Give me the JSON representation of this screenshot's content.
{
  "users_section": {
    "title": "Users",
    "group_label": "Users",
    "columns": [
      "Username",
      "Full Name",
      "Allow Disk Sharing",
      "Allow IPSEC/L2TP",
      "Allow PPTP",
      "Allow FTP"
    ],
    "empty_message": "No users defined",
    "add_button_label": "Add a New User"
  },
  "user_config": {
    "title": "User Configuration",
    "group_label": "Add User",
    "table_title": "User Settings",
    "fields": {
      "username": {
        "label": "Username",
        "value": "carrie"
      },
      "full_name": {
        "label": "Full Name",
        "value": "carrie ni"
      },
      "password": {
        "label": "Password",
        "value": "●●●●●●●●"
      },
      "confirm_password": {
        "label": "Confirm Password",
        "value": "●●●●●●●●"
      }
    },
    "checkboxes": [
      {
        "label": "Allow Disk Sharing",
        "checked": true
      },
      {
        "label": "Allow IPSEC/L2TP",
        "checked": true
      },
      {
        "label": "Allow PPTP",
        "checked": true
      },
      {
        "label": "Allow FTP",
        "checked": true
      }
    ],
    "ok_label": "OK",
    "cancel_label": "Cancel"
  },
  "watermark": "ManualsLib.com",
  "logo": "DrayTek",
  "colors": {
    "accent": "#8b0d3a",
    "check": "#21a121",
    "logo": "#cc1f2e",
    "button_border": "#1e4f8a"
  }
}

.....

Given problem: Nothing should be changed: write out all of the data as is.

Response:
Give me the JSON representation of this screenshot's content.
{
  "users_section": {
    "title": "Users",
    "group_label": "Users",
    "columns": [
      "Username",
      "Full Name",
      "Allow Disk Sharing",
      "Allow IPSEC/L2TP",
      "Allow PPTP",
      "Allow FTP"
    ],
    "empty_message": "No users defined",
    "add_button_label": "Add a New User"
  },
  "user_config": {
    "title": "User Configuration",
    "group_label": "Add User",
    "table_title": "User Settings",
    "fields": {
      "username": {
        "label": "Username",
        "value": "carrie"
      },
      "full_name": {
        "label": "Full Name",
        "value": "carrie ni"
      },
      "password": {
        "label": "Password",
        "value": "●●●●●●●●"
      },
      "confirm_password": {
        "label": "Confirm Password",
        "value": "●●●●●●●●"
      }
    },
    "checkboxes": [
      {
        "label": "Allow Disk Sharing",
        "checked": true
      },
      {
        "label": "Allow IPSEC/L2TP",
        "checked": true
      },
      {
        "label": "Allow PPTP",
        "checked": true
      },
      {
        "label": "Allow FTP",
        "checked": true
      }
    ],
    "ok_label": "OK",
    "cancel_label": "Cancel"
  },
  "watermark": "ManualsLib.com",
  "logo": "DrayTek",
  "colors": {
    "accent": "#8b0d3a",
    "check": "#21a121",
    "logo": "#cc1f2e",
    "button_border": "#1e4f8a"
  }
}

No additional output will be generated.